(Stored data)
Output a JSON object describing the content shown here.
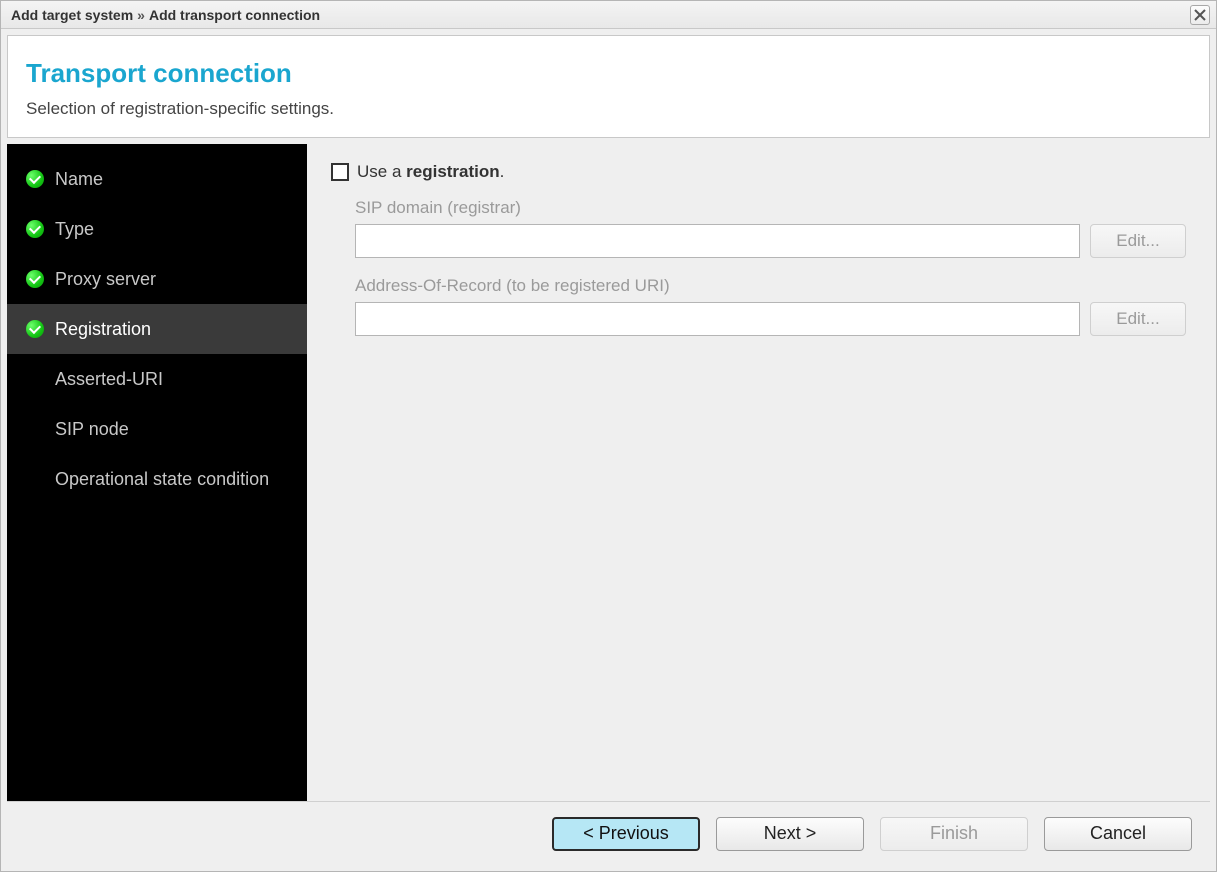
{
  "titlebar": {
    "crumb1": "Add target system",
    "separator": "»",
    "crumb2": "Add transport connection"
  },
  "header": {
    "title": "Transport connection",
    "subtitle": "Selection of registration-specific settings."
  },
  "sidebar": {
    "steps": [
      {
        "label": "Name",
        "done": true,
        "active": false
      },
      {
        "label": "Type",
        "done": true,
        "active": false
      },
      {
        "label": "Proxy server",
        "done": true,
        "active": false
      },
      {
        "label": "Registration",
        "done": true,
        "active": true
      },
      {
        "label": "Asserted-URI",
        "done": false,
        "active": false
      },
      {
        "label": "SIP node",
        "done": false,
        "active": false
      },
      {
        "label": "Operational state condition",
        "done": false,
        "active": false
      }
    ]
  },
  "form": {
    "use_registration_prefix": "Use a ",
    "use_registration_bold": "registration",
    "use_registration_suffix": ".",
    "use_registration_checked": false,
    "fields": [
      {
        "label": "SIP domain (registrar)",
        "value": "",
        "edit_label": "Edit..."
      },
      {
        "label": "Address-Of-Record (to be registered URI)",
        "value": "",
        "edit_label": "Edit..."
      }
    ]
  },
  "footer": {
    "previous": "< Previous",
    "next": "Next >",
    "finish": "Finish",
    "cancel": "Cancel",
    "finish_enabled": false
  }
}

● **Required task**: Return the listing above in full and without alteration, excluding its pictures.

● **Result for this task**:
Output a JSON object describing the content shown here.
{
  "titlebar": {
    "crumb1": "Add target system",
    "separator": "»",
    "crumb2": "Add transport connection"
  },
  "header": {
    "title": "Transport connection",
    "subtitle": "Selection of registration-specific settings."
  },
  "sidebar": {
    "steps": [
      {
        "label": "Name",
        "done": true,
        "active": false
      },
      {
        "label": "Type",
        "done": true,
        "active": false
      },
      {
        "label": "Proxy server",
        "done": true,
        "active": false
      },
      {
        "label": "Registration",
        "done": true,
        "active": true
      },
      {
        "label": "Asserted-URI",
        "done": false,
        "active": false
      },
      {
        "label": "SIP node",
        "done": false,
        "active": false
      },
      {
        "label": "Operational state condition",
        "done": false,
        "active": false
      }
    ]
  },
  "form": {
    "use_registration_prefix": "Use a ",
    "use_registration_bold": "registration",
    "use_registration_suffix": ".",
    "use_registration_checked": false,
    "fields": [
      {
        "label": "SIP domain (registrar)",
        "value": "",
        "edit_label": "Edit..."
      },
      {
        "label": "Address-Of-Record (to be registered URI)",
        "value": "",
        "edit_label": "Edit..."
      }
    ]
  },
  "footer": {
    "previous": "< Previous",
    "next": "Next >",
    "finish": "Finish",
    "cancel": "Cancel",
    "finish_enabled": false
  }
}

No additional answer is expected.